→ Stated goal: Select every line containing the word "xlabel" from the material, and copy those lines.

→ Records:
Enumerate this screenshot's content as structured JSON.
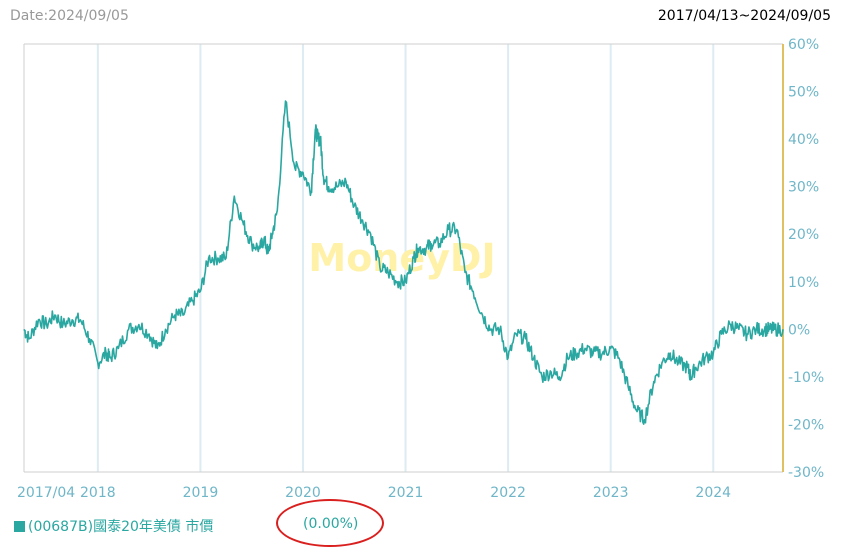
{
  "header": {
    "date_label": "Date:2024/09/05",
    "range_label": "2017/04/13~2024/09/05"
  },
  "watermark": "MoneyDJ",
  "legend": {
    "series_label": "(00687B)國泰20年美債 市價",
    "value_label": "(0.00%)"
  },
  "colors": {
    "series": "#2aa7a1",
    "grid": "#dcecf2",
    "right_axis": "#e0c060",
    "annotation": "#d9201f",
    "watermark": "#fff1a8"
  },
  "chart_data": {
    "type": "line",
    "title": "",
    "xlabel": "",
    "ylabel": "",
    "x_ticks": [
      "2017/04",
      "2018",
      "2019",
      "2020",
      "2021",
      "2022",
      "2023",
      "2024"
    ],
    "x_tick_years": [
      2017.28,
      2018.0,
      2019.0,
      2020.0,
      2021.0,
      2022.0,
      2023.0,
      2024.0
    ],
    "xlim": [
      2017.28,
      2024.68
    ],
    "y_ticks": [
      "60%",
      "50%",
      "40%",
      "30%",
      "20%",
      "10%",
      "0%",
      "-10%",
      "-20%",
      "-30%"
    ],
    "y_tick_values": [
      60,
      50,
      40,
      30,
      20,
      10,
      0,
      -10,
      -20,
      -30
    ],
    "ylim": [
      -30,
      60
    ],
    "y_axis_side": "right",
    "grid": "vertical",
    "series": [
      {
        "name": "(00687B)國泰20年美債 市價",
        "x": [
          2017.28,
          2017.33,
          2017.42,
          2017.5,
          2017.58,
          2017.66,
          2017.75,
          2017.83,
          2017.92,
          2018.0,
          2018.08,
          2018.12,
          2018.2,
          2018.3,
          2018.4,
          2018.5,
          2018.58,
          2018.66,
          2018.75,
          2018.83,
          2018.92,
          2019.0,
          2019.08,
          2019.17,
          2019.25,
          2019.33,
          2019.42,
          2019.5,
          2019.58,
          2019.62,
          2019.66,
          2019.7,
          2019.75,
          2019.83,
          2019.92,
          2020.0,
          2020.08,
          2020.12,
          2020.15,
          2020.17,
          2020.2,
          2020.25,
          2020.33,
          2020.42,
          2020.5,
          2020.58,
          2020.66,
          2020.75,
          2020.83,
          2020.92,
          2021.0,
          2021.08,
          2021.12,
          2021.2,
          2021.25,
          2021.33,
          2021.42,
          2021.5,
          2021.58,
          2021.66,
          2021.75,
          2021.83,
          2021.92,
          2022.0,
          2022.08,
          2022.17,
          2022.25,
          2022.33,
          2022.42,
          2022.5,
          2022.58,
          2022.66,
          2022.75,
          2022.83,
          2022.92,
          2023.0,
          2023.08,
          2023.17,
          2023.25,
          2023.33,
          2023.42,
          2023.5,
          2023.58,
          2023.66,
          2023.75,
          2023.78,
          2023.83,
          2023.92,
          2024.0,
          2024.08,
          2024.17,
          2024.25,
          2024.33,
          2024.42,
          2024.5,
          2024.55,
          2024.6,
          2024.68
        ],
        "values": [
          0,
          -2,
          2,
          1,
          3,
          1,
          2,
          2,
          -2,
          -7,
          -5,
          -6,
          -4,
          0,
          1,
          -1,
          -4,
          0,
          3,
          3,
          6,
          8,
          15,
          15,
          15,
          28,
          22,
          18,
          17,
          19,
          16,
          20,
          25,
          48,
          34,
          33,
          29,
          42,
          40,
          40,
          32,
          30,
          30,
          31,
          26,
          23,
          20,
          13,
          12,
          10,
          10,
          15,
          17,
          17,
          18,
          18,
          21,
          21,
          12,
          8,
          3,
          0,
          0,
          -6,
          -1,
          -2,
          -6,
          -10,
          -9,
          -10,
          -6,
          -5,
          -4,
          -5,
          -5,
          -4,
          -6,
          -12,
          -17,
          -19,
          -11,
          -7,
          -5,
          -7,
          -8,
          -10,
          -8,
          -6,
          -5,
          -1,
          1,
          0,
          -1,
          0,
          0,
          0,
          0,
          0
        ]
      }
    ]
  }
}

...

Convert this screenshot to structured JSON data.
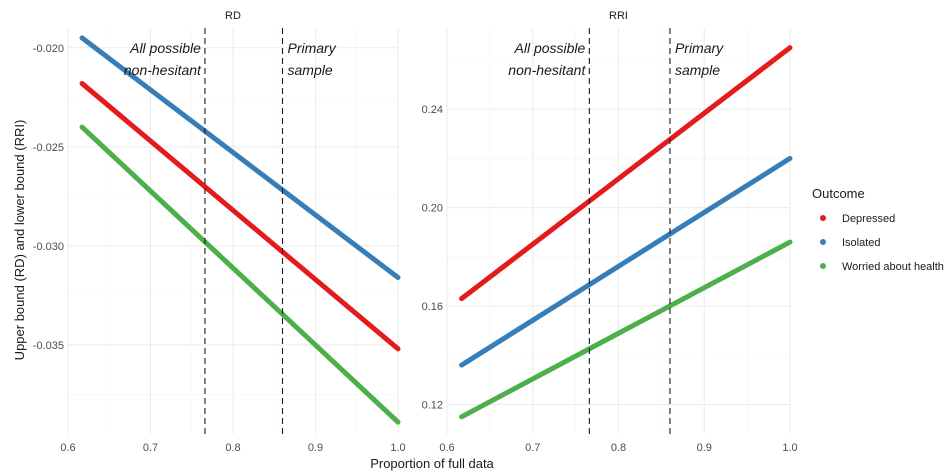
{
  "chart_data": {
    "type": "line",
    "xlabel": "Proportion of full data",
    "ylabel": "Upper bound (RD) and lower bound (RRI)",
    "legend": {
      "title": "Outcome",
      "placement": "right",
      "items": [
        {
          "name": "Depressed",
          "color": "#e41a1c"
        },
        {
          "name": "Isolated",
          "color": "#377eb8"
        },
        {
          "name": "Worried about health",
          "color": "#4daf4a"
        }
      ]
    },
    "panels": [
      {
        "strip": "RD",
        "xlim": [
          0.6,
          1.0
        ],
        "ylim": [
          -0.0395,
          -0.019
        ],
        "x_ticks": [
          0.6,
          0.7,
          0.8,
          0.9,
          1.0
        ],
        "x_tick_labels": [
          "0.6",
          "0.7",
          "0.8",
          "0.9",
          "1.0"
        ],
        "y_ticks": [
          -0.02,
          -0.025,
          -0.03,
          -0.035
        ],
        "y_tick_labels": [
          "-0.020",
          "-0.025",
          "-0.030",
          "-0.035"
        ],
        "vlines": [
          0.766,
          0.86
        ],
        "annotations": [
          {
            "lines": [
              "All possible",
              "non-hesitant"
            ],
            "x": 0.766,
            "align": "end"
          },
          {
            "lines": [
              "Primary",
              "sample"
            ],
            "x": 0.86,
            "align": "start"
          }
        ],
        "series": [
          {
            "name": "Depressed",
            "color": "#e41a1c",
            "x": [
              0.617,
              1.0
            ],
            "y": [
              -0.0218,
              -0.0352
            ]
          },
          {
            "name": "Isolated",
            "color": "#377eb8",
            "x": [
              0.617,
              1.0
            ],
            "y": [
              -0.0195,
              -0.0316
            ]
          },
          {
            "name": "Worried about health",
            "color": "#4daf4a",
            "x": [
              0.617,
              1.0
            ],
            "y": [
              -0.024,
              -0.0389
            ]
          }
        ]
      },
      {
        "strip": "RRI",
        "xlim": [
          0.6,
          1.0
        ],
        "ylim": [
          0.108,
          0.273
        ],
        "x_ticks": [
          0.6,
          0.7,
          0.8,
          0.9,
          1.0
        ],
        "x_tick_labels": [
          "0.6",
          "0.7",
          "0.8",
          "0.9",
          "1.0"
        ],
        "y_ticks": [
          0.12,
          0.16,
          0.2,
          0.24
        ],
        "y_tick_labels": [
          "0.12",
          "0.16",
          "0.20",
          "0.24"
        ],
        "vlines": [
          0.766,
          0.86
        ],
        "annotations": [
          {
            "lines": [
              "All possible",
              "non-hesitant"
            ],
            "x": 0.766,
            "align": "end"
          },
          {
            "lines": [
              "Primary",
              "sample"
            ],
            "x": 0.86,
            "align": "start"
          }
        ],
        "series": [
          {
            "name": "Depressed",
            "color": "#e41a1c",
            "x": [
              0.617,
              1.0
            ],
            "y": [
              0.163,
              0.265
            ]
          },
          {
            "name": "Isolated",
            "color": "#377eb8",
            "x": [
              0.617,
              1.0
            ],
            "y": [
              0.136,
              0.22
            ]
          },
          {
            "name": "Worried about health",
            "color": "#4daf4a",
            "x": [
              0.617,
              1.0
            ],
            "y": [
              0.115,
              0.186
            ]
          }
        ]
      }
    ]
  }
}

→ Result of the task:
    "xlabel": "",
    "xlabel": "Proportion of full data",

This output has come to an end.